LGBT People and the Criminal Justice System (2016) examines US research which indicates that there is a ‘school-to-prison’ pipeline for young LGBT people and issues identified as significant in the pipeline such as homelessness and vulnerability. Drawing on research on women and the CJS in the UK we consider how stereotypical views about women affect outcomes and the implications for lesbians, or those considered lesbian, of such bias.

Legislation and policy not only govern what is legal or illegal in society, it also significantly influences the way a society perceives specific groups, their identity and how they should be treated. Homophobic and transphobic attacks have risen significantly in the UK since the recent vote to leave the EU. The BBC reported that hate crimes against lesbian, transgender, gay and bisexual people have more than doubled during July, August and September, compared to the same period in 2015.

The National Offender Management Service published ‘The Care and Management of Transgender Offenders’, their policy on transgender offenders, in November 2016 (PSI 17/2016). NOMS have demonstrated their commitment to the rights of transgendered prisoners by developing policy to improve practice in this area. Their desired outcome is to ‘treat all transgender offenders in our care and under our supervision fairly, decently and lawfully’. Nevertheless there have been four deaths of transgendered women in prisons in the past 15 months. The most recent was Jenny Swift, 49, who was found dead at HMP Doncaster, an all-male prison, on 30 December 2016 (BBC News online 10th January 2017).

We also know there are issues in terms of sentencing, for example there is evidence from the US that sexual orientation might affect criminal justice outcomes for LGBT people. There appears to be a large over representation of lesbians on death row in the US and we have examined how lesbians and gay men are characterised by the media and prosecution when they appear before a judge and jurors. 

LGBT People and the Criminal Justice System (2016) also looks at the situation of LGBT people from an international perspective. Trends in countries such as Russia, which suggest a growing hostility to the LGBT community following the imposition of new laws against ‘gay propaganda’ are explored. The rise and influence of evangelical Christianity in Uganda is discussed. The increase in serious assaults and incidents of murder of LGBT people is traced and finally the responses by LGBT people and organizations that have put pressure on both governments and global companies to encourage reform are evaluated.

▶ Jobs
1. In the text on LGBT people and the criminal justice system, where was Jenny Swift found dead?
2. Edit the passage on LGBT people and criminal justice, giving everything from "We also know" down to "judge and jurors." with "the press" in place of "the media".
3. Pick up the passage on LGBT people and the criminal justice system after its final sentence and carry it forward.

▶ Raw data
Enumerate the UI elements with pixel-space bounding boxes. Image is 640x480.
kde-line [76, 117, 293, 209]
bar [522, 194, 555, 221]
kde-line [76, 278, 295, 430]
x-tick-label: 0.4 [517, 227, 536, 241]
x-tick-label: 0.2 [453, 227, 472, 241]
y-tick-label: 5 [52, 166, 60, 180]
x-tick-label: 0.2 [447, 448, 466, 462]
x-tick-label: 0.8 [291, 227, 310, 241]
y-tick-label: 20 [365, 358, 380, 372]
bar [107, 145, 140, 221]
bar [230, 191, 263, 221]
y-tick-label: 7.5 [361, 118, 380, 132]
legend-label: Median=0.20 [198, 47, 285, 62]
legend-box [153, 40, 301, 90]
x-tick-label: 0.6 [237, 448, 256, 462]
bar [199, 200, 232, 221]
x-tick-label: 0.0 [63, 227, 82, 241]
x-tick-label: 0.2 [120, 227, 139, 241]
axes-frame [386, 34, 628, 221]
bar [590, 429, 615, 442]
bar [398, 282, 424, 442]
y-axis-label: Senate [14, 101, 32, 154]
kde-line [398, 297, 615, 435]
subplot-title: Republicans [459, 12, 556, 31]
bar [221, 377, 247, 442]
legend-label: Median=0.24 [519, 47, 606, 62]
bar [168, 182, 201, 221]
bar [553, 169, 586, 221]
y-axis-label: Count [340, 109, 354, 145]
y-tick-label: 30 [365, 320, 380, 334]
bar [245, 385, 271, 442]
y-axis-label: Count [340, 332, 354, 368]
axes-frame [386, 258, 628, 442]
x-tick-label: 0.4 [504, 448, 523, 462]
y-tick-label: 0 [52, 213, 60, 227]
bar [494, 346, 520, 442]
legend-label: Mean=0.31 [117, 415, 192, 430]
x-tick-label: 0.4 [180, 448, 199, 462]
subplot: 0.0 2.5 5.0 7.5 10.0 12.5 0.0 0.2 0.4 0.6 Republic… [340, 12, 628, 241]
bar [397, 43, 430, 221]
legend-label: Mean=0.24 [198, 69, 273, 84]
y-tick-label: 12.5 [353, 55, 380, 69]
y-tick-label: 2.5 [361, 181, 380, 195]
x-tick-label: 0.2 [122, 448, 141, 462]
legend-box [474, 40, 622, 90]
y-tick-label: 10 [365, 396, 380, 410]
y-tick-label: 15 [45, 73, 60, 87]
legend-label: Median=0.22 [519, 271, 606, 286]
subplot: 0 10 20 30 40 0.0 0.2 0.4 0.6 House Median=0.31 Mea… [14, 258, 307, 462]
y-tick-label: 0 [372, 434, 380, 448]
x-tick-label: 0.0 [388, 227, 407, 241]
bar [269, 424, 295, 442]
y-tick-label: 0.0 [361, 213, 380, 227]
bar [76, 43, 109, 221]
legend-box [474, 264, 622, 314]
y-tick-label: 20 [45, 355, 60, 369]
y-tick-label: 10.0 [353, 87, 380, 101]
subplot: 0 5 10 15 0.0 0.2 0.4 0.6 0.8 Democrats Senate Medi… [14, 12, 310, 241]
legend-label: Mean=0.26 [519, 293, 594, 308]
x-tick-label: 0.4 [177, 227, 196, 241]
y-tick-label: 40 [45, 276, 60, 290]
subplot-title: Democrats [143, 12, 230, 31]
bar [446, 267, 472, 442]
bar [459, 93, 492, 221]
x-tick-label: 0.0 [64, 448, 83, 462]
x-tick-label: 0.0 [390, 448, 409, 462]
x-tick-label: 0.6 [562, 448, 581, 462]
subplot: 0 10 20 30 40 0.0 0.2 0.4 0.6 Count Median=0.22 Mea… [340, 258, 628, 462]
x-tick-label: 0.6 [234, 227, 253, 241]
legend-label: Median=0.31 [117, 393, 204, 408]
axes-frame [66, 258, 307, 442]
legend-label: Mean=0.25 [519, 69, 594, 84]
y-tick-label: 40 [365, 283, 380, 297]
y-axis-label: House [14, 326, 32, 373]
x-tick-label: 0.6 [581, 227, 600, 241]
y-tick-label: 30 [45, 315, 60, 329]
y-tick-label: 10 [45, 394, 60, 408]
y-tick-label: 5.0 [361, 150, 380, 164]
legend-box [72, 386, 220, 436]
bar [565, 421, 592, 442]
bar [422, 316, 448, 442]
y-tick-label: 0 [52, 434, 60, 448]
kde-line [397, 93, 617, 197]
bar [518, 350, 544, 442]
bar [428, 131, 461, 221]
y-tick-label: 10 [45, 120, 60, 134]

▶ Responses to the tasks
1. At HMP Doncaster, an all-male prison.

2.
We also know there are issues in terms of sentencing, for example there is evidence from the US that sexual orientation might affect criminal justice outcomes for LGBT people. There appears to be a large over representation of lesbians on death row in the US and we have examined how lesbians and gay men are characterised by the press and prosecution when they appear before a judge and jurors.

3.
We look at the problems that exist in recognising that domestic abuse and violence exists in a community that is already ‘hidden’ from mainstream society in its many different aspects.  For a LGBT person to come ‘out’ and admit to partner abuse requires them to step through a number of different barriers and obstacles, both their own internal sense of shame and fear and the potential for agencies to fail to recognize or take seriously the issues facing them.  Individuals may hide the issue of domestic violence from researchers as well as public authorities (Renzetti 1998) because they ‘do not wish to propagate a negative imagery of gay relationships within a homophobic society’ (Merrill 1998). Domestic violence is also understood to be largely a feature of male aggression, so for men to come forward as victims in both heterosexual and gay partnerships requires another barrier to be overcome, and for women to acknowledge female aggression and violence represents a different form of barrier and challenge to stereotypical thinking. Violence in gay partnerships remains largely hidden and under-researched. Criminal justice practitioners in the police, prison and probation service may fail to detect it when working with both perpetrators and victims of domestic violence.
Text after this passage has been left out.